What this task involves:
Using the listing below, please gather every line containing the word "Russian".

================

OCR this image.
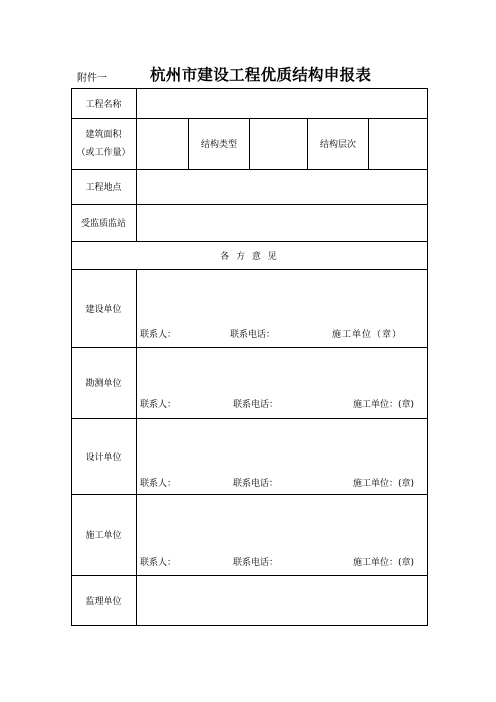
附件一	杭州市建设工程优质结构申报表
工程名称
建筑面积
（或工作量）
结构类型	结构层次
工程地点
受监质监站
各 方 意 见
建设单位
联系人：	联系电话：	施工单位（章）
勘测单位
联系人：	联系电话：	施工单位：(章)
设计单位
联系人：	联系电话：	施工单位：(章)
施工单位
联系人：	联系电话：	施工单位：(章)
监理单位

================

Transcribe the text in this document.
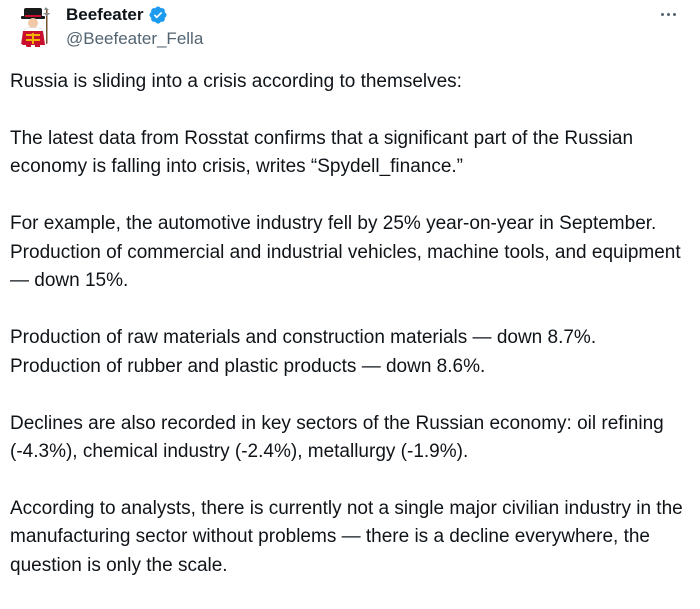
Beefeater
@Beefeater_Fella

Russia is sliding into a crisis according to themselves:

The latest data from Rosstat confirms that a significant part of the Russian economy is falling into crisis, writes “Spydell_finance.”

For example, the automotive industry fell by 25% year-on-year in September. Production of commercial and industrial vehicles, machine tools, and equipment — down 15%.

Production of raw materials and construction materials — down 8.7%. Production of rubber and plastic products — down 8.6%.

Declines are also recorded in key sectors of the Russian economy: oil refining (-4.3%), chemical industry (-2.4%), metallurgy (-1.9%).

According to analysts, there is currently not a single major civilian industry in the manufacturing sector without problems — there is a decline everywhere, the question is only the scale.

================

Solution to the problem:
The latest data from Rosstat confirms that a significant part of the Russian economy is falling into crisis, writes “Spydell_finance.”
Declines are also recorded in key sectors of the Russian economy: oil refining (-4.3%), chemical industry (-2.4%), metallurgy (-1.9%).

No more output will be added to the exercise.